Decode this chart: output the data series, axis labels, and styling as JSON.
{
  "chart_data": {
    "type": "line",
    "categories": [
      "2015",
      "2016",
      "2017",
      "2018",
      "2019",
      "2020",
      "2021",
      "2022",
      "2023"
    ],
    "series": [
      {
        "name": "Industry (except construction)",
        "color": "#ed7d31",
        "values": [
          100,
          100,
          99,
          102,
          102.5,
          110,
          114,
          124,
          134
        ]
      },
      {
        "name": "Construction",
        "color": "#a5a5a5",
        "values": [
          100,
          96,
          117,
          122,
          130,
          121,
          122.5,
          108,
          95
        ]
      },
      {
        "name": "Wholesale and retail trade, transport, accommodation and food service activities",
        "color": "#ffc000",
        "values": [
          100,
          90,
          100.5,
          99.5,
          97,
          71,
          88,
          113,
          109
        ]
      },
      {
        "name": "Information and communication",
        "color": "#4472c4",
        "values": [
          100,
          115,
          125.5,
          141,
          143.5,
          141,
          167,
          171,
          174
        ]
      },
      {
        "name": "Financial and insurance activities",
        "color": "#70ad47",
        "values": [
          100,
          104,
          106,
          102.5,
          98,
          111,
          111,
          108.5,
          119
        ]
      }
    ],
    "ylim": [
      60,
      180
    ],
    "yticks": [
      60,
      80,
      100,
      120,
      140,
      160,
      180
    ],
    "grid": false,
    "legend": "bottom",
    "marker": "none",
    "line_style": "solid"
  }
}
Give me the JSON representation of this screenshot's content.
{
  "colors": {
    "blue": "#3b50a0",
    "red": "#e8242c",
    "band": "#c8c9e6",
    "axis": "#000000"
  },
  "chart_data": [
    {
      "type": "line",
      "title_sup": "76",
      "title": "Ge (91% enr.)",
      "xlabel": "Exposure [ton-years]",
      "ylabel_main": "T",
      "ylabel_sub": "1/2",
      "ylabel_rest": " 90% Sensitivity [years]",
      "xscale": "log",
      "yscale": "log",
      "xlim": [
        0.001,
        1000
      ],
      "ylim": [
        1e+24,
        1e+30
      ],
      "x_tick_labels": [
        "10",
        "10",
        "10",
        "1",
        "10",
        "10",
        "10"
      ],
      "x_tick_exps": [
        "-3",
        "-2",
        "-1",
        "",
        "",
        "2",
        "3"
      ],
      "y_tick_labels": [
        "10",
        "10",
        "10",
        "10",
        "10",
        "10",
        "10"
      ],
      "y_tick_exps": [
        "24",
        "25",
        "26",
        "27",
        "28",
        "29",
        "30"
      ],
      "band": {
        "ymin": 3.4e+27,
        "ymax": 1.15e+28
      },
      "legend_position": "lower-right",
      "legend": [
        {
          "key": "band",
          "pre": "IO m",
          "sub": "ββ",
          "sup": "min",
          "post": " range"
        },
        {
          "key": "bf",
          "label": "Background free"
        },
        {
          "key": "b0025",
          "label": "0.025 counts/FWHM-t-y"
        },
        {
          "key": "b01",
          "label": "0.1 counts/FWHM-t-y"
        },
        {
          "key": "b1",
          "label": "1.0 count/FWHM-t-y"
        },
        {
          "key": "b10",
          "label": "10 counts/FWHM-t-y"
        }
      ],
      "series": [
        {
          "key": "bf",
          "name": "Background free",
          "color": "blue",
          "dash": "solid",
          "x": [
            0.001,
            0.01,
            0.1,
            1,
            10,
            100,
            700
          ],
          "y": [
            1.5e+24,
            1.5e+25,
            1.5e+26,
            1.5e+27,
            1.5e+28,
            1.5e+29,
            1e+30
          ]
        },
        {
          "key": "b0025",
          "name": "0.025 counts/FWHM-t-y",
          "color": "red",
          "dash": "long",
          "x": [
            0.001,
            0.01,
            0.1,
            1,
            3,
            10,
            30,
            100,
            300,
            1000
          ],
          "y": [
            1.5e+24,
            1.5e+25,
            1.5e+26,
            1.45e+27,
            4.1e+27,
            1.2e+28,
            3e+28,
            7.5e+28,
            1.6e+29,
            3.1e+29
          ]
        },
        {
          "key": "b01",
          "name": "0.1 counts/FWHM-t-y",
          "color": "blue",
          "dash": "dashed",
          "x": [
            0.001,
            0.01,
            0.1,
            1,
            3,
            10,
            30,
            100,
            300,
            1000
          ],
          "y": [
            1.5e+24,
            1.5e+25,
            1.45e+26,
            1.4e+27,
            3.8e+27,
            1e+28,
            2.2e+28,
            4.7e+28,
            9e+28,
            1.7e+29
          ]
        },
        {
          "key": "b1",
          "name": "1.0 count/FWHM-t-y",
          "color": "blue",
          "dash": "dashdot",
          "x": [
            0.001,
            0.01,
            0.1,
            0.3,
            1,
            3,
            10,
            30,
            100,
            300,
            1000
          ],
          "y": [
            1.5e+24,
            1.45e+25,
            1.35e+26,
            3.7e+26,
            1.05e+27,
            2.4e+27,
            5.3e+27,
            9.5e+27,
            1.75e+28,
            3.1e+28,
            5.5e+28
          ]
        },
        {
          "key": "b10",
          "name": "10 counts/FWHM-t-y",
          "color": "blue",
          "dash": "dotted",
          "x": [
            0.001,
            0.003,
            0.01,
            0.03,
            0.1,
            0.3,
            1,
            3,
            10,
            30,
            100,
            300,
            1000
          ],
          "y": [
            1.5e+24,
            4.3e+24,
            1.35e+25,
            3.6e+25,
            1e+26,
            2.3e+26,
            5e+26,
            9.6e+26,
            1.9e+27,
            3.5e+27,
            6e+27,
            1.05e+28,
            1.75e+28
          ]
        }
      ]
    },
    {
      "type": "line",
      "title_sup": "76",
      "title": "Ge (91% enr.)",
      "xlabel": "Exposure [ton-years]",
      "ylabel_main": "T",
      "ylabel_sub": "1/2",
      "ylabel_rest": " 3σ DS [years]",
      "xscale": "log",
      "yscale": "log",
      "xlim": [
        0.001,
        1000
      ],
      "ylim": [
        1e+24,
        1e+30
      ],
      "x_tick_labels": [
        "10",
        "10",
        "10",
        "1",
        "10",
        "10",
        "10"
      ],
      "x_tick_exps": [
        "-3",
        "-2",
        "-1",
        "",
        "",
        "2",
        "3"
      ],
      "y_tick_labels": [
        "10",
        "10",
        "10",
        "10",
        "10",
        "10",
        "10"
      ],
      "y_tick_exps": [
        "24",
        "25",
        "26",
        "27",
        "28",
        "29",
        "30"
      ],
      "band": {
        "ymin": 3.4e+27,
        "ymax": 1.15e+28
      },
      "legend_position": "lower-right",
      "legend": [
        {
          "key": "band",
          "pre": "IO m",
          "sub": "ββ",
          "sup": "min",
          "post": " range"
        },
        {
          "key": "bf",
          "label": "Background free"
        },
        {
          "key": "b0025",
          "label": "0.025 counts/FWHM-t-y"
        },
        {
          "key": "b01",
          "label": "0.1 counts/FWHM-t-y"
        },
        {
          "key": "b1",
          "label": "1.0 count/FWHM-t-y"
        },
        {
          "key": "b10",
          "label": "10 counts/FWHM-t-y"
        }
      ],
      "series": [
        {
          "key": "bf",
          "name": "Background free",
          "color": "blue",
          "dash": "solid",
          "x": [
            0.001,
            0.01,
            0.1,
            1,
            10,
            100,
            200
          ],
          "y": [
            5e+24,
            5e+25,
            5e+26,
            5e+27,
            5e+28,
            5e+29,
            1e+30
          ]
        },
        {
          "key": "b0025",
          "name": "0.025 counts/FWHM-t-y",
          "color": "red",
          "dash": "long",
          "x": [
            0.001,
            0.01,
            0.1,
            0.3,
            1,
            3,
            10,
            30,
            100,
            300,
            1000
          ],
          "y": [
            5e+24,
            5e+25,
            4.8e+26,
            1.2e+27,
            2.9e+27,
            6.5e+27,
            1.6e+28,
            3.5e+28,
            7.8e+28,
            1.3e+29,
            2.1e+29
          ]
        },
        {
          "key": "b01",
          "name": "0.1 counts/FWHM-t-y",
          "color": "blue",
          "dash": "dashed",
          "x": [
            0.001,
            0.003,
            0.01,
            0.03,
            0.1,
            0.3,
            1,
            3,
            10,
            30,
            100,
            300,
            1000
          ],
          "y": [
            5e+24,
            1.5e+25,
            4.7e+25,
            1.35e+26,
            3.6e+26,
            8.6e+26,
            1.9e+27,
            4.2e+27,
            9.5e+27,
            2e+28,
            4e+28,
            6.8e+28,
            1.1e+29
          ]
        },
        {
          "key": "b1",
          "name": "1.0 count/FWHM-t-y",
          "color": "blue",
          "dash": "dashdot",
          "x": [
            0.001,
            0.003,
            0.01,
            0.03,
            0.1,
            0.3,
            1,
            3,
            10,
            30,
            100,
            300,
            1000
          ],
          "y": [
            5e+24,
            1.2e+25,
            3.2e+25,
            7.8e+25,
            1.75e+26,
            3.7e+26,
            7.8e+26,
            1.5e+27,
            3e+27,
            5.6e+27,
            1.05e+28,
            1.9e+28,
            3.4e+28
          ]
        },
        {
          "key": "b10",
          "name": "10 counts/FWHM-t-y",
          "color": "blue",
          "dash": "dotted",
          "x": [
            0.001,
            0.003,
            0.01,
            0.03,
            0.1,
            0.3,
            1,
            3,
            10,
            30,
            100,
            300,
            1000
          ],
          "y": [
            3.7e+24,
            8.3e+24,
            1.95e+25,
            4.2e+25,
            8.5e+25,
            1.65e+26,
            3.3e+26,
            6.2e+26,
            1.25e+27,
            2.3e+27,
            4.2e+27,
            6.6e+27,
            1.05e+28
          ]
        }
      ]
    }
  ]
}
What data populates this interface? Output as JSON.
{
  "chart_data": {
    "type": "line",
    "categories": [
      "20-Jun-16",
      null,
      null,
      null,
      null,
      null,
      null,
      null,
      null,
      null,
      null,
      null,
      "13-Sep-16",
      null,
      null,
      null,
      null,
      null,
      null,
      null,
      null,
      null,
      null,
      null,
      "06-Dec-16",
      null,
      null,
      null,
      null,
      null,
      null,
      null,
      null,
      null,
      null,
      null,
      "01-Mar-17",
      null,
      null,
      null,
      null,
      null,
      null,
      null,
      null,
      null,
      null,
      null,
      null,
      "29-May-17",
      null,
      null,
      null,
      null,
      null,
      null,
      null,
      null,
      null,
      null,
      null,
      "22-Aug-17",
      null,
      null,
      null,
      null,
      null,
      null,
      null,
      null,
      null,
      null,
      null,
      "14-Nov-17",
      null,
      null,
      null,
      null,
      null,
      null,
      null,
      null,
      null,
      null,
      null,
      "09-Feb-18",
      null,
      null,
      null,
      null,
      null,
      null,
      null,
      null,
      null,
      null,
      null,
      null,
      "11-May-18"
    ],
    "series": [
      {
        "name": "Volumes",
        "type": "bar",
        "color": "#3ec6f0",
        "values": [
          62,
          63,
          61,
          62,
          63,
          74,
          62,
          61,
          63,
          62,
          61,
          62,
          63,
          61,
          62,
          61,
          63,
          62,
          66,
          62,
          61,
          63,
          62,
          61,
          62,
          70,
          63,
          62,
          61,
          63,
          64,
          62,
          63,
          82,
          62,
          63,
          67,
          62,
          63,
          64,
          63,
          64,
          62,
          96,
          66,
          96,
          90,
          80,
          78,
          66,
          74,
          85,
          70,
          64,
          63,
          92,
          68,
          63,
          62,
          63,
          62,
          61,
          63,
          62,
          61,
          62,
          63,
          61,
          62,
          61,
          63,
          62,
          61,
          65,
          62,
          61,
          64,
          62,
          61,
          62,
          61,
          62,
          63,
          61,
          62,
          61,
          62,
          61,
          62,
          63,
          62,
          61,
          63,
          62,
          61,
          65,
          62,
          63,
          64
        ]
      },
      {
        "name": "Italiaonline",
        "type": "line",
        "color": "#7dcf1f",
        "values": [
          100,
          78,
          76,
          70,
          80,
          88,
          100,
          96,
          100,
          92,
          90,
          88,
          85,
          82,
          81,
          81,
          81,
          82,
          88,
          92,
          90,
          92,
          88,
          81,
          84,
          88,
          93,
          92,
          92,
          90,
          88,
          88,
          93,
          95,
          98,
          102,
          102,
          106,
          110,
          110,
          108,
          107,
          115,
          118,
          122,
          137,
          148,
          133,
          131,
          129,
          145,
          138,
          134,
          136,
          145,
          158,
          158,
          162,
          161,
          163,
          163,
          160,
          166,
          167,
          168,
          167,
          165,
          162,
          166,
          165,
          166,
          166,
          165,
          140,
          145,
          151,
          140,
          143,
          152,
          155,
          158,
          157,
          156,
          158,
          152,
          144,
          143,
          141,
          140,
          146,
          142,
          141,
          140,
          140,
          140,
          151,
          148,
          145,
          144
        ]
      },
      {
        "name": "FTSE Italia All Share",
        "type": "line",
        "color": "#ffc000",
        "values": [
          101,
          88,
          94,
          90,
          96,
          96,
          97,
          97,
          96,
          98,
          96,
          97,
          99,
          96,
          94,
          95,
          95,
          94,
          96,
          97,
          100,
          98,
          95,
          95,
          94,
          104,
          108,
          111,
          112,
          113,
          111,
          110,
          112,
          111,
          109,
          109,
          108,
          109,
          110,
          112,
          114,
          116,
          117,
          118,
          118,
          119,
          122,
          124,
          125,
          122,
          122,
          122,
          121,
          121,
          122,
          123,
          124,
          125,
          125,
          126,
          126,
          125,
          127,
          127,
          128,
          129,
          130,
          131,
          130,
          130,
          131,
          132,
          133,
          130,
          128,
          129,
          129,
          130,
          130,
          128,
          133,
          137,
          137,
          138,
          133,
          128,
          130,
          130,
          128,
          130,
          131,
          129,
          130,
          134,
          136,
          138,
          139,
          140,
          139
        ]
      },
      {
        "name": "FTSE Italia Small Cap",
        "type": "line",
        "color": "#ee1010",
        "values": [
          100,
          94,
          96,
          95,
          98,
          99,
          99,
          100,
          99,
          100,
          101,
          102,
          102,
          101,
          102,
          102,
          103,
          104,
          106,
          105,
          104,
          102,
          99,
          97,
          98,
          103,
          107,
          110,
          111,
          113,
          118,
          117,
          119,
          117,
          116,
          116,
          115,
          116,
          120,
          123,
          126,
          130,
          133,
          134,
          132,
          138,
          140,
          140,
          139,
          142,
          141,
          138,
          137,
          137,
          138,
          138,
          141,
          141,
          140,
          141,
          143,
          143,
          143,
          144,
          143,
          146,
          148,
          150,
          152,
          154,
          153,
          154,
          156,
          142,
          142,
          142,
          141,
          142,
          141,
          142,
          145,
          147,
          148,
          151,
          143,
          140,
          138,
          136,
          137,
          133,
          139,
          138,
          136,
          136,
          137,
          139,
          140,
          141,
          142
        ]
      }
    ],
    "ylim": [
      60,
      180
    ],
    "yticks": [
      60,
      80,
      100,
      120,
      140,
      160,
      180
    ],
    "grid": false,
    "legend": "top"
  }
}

◇ ◇ ◇

Your answer should be a single number: the count of lines containing the word "FTSE".

2